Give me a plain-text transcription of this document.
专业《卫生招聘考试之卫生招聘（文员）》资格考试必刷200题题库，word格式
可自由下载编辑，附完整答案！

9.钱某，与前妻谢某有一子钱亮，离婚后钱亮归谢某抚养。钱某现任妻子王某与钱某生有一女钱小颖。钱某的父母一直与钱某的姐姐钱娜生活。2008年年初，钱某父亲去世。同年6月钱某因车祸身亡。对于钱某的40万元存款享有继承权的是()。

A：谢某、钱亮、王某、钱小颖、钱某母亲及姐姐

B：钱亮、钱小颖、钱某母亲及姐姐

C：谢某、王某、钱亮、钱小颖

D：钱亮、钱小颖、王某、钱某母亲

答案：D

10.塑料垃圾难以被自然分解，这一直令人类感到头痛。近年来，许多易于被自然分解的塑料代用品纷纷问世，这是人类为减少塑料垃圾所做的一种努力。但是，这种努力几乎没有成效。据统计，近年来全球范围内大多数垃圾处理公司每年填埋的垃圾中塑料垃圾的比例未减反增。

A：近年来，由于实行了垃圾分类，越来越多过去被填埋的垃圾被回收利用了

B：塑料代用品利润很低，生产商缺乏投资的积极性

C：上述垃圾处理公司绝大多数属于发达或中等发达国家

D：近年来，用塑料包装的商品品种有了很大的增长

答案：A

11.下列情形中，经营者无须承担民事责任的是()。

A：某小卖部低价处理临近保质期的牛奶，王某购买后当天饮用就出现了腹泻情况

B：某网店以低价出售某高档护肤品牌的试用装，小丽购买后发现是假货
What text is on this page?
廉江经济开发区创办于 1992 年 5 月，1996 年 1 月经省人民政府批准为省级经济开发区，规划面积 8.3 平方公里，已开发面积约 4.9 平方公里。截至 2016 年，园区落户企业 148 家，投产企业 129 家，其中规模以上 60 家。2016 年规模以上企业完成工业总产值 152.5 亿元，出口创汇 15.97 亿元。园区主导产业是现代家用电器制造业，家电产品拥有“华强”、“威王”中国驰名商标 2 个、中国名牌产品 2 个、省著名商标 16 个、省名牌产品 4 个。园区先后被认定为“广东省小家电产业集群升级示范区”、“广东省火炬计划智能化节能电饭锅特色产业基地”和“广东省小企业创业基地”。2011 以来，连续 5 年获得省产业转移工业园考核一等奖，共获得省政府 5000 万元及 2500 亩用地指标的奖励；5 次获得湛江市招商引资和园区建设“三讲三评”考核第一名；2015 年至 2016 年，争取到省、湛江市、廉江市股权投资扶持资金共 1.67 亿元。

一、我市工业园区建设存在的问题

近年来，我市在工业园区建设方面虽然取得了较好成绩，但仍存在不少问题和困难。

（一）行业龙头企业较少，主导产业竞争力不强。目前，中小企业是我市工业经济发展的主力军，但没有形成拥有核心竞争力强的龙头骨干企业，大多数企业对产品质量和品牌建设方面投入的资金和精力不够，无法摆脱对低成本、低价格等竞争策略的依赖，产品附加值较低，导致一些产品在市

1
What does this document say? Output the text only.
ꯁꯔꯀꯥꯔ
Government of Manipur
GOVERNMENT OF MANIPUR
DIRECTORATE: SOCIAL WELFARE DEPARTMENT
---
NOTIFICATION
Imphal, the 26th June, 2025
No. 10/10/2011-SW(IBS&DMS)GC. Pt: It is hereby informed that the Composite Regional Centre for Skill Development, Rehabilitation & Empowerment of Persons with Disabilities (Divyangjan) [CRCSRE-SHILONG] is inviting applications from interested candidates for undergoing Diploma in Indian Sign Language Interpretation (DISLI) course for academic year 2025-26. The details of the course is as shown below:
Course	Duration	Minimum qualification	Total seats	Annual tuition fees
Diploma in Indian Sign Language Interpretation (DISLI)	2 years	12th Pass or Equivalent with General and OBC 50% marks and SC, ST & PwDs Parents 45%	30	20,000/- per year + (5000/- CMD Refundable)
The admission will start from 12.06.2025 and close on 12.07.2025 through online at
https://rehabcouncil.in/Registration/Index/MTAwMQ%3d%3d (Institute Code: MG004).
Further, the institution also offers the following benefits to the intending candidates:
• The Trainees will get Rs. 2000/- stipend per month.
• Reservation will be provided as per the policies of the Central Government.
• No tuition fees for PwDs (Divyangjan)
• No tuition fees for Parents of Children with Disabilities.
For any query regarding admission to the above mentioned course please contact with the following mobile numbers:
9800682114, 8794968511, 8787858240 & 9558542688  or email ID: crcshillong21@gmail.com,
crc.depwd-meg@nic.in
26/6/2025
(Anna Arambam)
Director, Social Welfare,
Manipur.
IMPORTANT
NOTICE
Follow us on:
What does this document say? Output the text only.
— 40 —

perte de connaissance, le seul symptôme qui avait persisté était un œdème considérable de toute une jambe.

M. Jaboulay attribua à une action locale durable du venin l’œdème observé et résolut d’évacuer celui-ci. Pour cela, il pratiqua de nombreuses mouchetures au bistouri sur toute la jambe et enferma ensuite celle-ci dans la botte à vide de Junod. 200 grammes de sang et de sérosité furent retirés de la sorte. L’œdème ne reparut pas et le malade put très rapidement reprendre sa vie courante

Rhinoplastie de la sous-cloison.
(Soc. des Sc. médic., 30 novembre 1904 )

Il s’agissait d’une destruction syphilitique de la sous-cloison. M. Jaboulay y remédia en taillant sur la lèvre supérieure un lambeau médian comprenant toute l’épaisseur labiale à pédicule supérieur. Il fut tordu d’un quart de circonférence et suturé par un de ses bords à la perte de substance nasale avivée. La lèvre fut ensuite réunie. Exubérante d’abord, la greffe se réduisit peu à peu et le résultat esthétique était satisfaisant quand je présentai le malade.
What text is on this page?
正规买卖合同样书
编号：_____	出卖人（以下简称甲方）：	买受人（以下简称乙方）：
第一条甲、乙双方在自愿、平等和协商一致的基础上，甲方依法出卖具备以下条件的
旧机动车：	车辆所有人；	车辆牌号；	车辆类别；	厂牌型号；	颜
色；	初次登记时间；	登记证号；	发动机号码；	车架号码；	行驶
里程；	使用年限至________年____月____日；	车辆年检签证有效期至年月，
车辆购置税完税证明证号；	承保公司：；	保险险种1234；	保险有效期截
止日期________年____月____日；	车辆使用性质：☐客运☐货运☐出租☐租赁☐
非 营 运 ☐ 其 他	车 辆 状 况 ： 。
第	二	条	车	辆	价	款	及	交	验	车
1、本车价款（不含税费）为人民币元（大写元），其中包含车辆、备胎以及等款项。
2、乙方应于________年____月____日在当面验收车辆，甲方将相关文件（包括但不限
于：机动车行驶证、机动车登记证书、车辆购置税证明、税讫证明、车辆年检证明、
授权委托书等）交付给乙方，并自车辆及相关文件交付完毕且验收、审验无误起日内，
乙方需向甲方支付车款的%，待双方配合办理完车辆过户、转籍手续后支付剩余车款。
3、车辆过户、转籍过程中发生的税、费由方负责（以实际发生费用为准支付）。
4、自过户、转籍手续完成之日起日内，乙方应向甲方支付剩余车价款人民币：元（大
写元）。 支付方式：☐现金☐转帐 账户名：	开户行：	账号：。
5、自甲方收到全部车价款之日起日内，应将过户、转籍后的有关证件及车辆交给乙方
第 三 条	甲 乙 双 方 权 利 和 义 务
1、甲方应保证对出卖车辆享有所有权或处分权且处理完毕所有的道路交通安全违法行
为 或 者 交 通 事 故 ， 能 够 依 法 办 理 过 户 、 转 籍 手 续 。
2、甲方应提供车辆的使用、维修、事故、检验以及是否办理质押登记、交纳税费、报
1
——————————
EXERCISE AIM –
The records above are to be copied in full, exactly as written.

WRITTEN REPLY –
Give me a plain-text transcription of this document.
专业《卫生招聘考试之卫生招聘（文员）》资格考试必刷200题题库，word格式
可自由下载编辑，附完整答案！

9.钱某，与前妻谢某有一子钱亮，离婚后钱亮归谢某抚养。钱某现任妻子王某与钱某生有一女钱小颖。钱某的父母一直与钱某的姐姐钱娜生活。2008年年初，钱某父亲去世。同年6月钱某因车祸身亡。对于钱某的40万元存款享有继承权的是()。

A：谢某、钱亮、王某、钱小颖、钱某母亲及姐姐

B：钱亮、钱小颖、钱某母亲及姐姐

C：谢某、王某、钱亮、钱小颖

D：钱亮、钱小颖、王某、钱某母亲

答案：D

10.塑料垃圾难以被自然分解，这一直令人类感到头痛。近年来，许多易于被自然分解的塑料代用品纷纷问世，这是人类为减少塑料垃圾所做的一种努力。但是，这种努力几乎没有成效。据统计，近年来全球范围内大多数垃圾处理公司每年填埋的垃圾中塑料垃圾的比例未减反增。

A：近年来，由于实行了垃圾分类，越来越多过去被填埋的垃圾被回收利用了

B：塑料代用品利润很低，生产商缺乏投资的积极性

C：上述垃圾处理公司绝大多数属于发达或中等发达国家

D：近年来，用塑料包装的商品品种有了很大的增长

答案：A

11.下列情形中，经营者无须承担民事责任的是()。

A：某小卖部低价处理临近保质期的牛奶，王某购买后当天饮用就出现了腹泻情况

B：某网店以低价出售某高档护肤品牌的试用装，小丽购买后发现是假货
What text is on this page?
廉江经济开发区创办于 1992 年 5 月，1996 年 1 月经省人民政府批准为省级经济开发区，规划面积 8.3 平方公里，已开发面积约 4.9 平方公里。截至 2016 年，园区落户企业 148 家，投产企业 129 家，其中规模以上 60 家。2016 年规模以上企业完成工业总产值 152.5 亿元，出口创汇 15.97 亿元。园区主导产业是现代家用电器制造业，家电产品拥有“华强”、“威王”中国驰名商标 2 个、中国名牌产品 2 个、省著名商标 16 个、省名牌产品 4 个。园区先后被认定为“广东省小家电产业集群升级示范区”、“广东省火炬计划智能化节能电饭锅特色产业基地”和“广东省小企业创业基地”。2011 以来，连续 5 年获得省产业转移工业园考核一等奖，共获得省政府 5000 万元及 2500 亩用地指标的奖励；5 次获得湛江市招商引资和园区建设“三讲三评”考核第一名；2015 年至 2016 年，争取到省、湛江市、廉江市股权投资扶持资金共 1.67 亿元。

一、我市工业园区建设存在的问题

近年来，我市在工业园区建设方面虽然取得了较好成绩，但仍存在不少问题和困难。

（一）行业龙头企业较少，主导产业竞争力不强。目前，中小企业是我市工业经济发展的主力军，但没有形成拥有核心竞争力强的龙头骨干企业，大多数企业对产品质量和品牌建设方面投入的资金和精力不够，无法摆脱对低成本、低价格等竞争策略的依赖，产品附加值较低，导致一些产品在市

1
What does this document say? Output the text only.
ꯁꯔꯀꯥꯔ
Government of Manipur
GOVERNMENT OF MANIPUR
DIRECTORATE: SOCIAL WELFARE DEPARTMENT
---
NOTIFICATION
Imphal, the 26th June, 2025
No. 10/10/2011-SW(IBS&DMS)GC. Pt: It is hereby informed that the Composite Regional Centre for Skill Development, Rehabilitation & Empowerment of Persons with Disabilities (Divyangjan) [CRCSRE-SHILONG] is inviting applications from interested candidates for undergoing Diploma in Indian Sign Language Interpretation (DISLI) course for academic year 2025-26. The details of the course is as shown below:
Course	Duration	Minimum qualification	Total seats	Annual tuition fees
Diploma in Indian Sign Language Interpretation (DISLI)	2 years	12th Pass or Equivalent with General and OBC 50% marks and SC, ST & PwDs Parents 45%	30	20,000/- per year + (5000/- CMD Refundable)
The admission will start from 12.06.2025 and close on 12.07.2025 through online at
https://rehabcouncil.in/Registration/Index/MTAwMQ%3d%3d (Institute Code: MG004).
Further, the institution also offers the following benefits to the intending candidates:
• The Trainees will get Rs. 2000/- stipend per month.
• Reservation will be provided as per the policies of the Central Government.
• No tuition fees for PwDs (Divyangjan)
• No tuition fees for Parents of Children with Disabilities.
For any query regarding admission to the above mentioned course please contact with the following mobile numbers:
9800682114, 8794968511, 8787858240 & 9558542688  or email ID: crcshillong21@gmail.com,
crc.depwd-meg@nic.in
26/6/2025
(Anna Arambam)
Director, Social Welfare,
Manipur.
IMPORTANT
NOTICE
Follow us on:
What does this document say? Output the text only.
— 40 —

perte de connaissance, le seul symptôme qui avait persisté était un œdème considérable de toute une jambe.

M. Jaboulay attribua à une action locale durable du venin l’œdème observé et résolut d’évacuer celui-ci. Pour cela, il pratiqua de nombreuses mouchetures au bistouri sur toute la jambe et enferma ensuite celle-ci dans la botte à vide de Junod. 200 grammes de sang et de sérosité furent retirés de la sorte. L’œdème ne reparut pas et le malade put très rapidement reprendre sa vie courante

Rhinoplastie de la sous-cloison.
(Soc. des Sc. médic., 30 novembre 1904 )

Il s’agissait d’une destruction syphilitique de la sous-cloison. M. Jaboulay y remédia en taillant sur la lèvre supérieure un lambeau médian comprenant toute l’épaisseur labiale à pédicule supérieur. Il fut tordu d’un quart de circonférence et suturé par un de ses bords à la perte de substance nasale avivée. La lèvre fut ensuite réunie. Exubérante d’abord, la greffe se réduisit peu à peu et le résultat esthétique était satisfaisant quand je présentai le malade.
What text is on this page?
正规买卖合同样书
编号：_____	出卖人（以下简称甲方）：	买受人（以下简称乙方）：
第一条甲、乙双方在自愿、平等和协商一致的基础上，甲方依法出卖具备以下条件的
旧机动车：	车辆所有人；	车辆牌号；	车辆类别；	厂牌型号；	颜
色；	初次登记时间；	登记证号；	发动机号码；	车架号码；	行驶
里程；	使用年限至________年____月____日；	车辆年检签证有效期至年月，
车辆购置税完税证明证号；	承保公司：；	保险险种1234；	保险有效期截
止日期________年____月____日；	车辆使用性质：☐客运☐货运☐出租☐租赁☐
非 营 运 ☐ 其 他	车 辆 状 况 ： 。
第	二	条	车	辆	价	款	及	交	验	车
1、本车价款（不含税费）为人民币元（大写元），其中包含车辆、备胎以及等款项。
2、乙方应于________年____月____日在当面验收车辆，甲方将相关文件（包括但不限
于：机动车行驶证、机动车登记证书、车辆购置税证明、税讫证明、车辆年检证明、
授权委托书等）交付给乙方，并自车辆及相关文件交付完毕且验收、审验无误起日内，
乙方需向甲方支付车款的%，待双方配合办理完车辆过户、转籍手续后支付剩余车款。
3、车辆过户、转籍过程中发生的税、费由方负责（以实际发生费用为准支付）。
4、自过户、转籍手续完成之日起日内，乙方应向甲方支付剩余车价款人民币：元（大
写元）。 支付方式：☐现金☐转帐 账户名：	开户行：	账号：。
5、自甲方收到全部车价款之日起日内，应将过户、转籍后的有关证件及车辆交给乙方
第 三 条	甲 乙 双 方 权 利 和 义 务
1、甲方应保证对出卖车辆享有所有权或处分权且处理完毕所有的道路交通安全违法行
为 或 者 交 通 事 故 ， 能 够 依 法 办 理 过 户 、 转 籍 手 续 。
2、甲方应提供车辆的使用、维修、事故、检验以及是否办理质押登记、交纳税费、报
1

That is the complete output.